Records excerpted from a collection
-=-=-
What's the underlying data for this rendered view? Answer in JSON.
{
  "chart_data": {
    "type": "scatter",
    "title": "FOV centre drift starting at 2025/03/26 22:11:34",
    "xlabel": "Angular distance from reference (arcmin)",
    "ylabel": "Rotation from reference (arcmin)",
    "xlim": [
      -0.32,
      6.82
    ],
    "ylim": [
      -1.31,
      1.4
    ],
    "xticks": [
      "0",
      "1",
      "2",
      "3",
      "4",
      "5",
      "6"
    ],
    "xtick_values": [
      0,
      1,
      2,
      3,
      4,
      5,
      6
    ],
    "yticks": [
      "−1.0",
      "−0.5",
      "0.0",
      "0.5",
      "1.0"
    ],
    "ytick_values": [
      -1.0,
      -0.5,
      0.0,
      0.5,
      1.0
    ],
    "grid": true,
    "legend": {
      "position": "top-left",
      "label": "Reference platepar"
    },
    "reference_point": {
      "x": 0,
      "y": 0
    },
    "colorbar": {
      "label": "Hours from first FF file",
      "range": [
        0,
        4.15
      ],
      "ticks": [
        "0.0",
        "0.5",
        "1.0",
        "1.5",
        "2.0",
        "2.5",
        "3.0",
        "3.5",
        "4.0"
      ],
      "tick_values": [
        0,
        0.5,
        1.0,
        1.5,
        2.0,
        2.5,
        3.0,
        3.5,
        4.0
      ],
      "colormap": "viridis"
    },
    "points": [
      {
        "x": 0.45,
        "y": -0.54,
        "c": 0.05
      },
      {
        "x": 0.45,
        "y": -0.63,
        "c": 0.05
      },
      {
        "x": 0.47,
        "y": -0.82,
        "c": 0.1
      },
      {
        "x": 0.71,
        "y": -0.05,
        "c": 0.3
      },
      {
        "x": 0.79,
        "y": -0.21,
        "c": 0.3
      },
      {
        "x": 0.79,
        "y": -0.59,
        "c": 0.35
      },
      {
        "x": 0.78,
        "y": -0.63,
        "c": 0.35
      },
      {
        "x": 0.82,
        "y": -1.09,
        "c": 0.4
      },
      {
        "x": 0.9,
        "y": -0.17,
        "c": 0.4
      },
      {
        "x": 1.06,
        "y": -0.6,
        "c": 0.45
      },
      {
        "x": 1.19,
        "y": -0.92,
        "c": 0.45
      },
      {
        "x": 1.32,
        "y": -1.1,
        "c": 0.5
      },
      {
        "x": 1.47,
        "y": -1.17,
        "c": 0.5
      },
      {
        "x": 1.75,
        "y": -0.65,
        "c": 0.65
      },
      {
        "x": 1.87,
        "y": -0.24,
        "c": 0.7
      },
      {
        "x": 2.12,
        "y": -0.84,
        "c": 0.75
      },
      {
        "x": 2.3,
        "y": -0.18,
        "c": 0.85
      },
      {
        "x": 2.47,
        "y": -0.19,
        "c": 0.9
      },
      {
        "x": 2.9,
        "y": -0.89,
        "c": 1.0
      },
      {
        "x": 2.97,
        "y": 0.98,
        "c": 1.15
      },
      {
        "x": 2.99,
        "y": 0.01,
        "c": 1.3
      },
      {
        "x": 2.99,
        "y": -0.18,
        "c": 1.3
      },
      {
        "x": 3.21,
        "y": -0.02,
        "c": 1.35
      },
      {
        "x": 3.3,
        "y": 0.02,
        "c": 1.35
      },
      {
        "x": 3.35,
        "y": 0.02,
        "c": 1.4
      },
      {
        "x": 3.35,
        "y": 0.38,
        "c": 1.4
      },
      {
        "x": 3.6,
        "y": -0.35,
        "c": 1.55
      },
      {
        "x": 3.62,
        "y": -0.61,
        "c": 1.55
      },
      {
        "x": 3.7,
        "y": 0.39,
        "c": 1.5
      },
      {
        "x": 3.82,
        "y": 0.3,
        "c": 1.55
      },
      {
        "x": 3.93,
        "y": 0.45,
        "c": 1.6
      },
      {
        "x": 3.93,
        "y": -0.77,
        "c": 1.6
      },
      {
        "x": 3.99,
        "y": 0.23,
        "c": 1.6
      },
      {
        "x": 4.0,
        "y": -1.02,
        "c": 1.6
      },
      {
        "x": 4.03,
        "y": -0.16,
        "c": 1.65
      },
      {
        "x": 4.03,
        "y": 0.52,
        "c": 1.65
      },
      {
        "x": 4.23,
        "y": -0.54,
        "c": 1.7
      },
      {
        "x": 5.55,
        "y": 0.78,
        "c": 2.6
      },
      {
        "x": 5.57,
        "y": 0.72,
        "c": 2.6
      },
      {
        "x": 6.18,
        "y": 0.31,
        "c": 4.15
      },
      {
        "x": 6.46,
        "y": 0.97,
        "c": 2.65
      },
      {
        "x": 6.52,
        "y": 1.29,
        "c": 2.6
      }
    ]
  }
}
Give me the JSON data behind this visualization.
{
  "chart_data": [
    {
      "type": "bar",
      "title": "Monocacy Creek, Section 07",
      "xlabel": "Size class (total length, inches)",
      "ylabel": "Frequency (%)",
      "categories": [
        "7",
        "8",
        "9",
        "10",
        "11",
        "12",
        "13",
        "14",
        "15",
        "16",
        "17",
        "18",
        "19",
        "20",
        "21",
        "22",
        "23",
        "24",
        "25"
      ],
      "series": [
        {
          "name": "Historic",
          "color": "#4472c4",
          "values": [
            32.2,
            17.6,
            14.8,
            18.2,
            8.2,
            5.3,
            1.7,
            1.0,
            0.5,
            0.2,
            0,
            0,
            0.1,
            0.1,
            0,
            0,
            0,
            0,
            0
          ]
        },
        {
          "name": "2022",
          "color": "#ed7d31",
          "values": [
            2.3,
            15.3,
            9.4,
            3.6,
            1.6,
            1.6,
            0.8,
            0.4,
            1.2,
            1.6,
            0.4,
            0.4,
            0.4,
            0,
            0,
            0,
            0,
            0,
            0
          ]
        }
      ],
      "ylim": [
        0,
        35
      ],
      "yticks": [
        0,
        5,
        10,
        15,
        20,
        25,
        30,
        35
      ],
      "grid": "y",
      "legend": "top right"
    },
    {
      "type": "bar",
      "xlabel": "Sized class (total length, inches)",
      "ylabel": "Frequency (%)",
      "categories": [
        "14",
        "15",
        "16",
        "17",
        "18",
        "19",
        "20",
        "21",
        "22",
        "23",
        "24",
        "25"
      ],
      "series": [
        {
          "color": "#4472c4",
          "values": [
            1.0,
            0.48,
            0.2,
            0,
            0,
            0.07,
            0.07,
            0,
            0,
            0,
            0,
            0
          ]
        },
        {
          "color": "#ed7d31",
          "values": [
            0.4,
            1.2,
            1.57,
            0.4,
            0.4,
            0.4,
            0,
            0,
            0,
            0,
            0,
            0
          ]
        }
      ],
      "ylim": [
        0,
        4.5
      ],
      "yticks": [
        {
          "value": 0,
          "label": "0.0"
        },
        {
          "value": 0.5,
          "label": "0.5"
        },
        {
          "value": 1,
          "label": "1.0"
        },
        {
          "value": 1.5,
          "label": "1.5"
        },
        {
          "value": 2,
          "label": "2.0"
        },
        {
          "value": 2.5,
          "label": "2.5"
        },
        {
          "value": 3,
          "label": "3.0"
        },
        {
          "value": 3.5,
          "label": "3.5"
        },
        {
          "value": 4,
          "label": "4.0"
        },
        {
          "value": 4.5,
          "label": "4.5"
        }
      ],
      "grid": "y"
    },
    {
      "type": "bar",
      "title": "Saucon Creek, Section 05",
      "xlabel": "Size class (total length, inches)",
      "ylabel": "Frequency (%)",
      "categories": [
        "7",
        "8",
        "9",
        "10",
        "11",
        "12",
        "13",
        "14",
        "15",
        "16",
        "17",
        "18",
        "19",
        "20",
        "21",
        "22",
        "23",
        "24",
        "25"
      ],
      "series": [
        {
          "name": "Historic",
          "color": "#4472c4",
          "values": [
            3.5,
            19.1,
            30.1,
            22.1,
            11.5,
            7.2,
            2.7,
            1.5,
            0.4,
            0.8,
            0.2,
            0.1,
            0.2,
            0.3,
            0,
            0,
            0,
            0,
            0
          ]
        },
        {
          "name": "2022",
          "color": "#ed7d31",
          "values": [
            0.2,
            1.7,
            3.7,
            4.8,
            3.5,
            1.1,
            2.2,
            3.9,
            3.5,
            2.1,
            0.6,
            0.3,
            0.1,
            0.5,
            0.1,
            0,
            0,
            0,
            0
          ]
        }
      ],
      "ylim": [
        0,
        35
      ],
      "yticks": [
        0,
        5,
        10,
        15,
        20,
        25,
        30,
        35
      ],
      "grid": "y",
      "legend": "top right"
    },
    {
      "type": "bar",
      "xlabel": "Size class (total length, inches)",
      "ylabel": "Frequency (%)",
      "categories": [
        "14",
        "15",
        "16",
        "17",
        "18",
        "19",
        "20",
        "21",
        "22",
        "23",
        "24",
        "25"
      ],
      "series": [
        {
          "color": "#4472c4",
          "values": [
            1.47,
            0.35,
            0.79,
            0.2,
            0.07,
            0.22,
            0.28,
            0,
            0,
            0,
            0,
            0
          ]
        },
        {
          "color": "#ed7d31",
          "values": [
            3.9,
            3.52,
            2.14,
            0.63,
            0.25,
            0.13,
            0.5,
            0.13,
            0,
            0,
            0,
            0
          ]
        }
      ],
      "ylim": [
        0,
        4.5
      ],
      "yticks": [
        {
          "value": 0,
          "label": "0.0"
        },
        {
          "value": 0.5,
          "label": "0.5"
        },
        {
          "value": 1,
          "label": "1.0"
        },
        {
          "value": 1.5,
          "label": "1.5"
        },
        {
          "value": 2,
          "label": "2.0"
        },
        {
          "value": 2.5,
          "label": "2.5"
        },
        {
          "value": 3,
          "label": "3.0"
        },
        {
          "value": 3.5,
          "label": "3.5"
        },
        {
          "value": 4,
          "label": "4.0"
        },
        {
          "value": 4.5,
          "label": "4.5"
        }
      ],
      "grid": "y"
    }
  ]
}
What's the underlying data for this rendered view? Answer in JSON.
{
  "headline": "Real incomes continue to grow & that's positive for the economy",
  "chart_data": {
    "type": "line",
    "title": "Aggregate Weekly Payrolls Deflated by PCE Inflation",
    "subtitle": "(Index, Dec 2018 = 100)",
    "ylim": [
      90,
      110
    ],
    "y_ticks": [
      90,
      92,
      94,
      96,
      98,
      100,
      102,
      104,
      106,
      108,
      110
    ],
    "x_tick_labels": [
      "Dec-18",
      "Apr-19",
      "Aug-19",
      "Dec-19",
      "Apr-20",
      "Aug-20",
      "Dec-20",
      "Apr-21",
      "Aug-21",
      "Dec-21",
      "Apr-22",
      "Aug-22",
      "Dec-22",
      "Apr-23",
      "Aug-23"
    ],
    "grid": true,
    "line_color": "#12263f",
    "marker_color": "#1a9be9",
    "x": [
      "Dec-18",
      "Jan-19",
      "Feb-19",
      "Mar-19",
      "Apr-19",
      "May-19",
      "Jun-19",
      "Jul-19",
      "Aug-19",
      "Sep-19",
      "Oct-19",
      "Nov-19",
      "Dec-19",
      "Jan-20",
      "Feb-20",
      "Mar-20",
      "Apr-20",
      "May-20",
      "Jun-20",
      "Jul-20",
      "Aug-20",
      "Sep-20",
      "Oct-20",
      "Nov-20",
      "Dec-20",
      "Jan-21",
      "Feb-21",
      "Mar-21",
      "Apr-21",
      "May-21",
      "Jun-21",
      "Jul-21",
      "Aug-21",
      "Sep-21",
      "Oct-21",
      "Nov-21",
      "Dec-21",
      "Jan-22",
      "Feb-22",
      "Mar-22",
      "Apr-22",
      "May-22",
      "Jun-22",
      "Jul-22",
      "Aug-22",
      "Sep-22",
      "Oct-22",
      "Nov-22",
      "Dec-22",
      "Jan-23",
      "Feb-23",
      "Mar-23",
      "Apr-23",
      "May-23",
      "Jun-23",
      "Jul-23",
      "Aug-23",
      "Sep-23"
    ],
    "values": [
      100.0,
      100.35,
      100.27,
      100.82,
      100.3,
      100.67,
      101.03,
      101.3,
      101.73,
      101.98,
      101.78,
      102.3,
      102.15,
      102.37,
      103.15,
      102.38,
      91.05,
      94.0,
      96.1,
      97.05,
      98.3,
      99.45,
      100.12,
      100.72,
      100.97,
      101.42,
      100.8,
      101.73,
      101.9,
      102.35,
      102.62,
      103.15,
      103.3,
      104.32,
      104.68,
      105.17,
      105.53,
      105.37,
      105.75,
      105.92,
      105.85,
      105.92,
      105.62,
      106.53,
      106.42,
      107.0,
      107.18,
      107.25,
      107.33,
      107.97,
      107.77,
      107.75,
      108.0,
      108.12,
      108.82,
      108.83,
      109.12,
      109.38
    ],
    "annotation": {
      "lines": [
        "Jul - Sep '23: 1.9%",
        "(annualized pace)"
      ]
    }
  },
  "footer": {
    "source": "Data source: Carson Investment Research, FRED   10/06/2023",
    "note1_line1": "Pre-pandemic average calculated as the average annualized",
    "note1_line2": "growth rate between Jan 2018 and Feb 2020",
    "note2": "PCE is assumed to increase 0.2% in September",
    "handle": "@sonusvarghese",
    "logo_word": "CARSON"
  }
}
-=-=-
Aim of the exercise: Report how many lines in the listing include the word "annualized". Give nothing but the count.

Exercise output: 2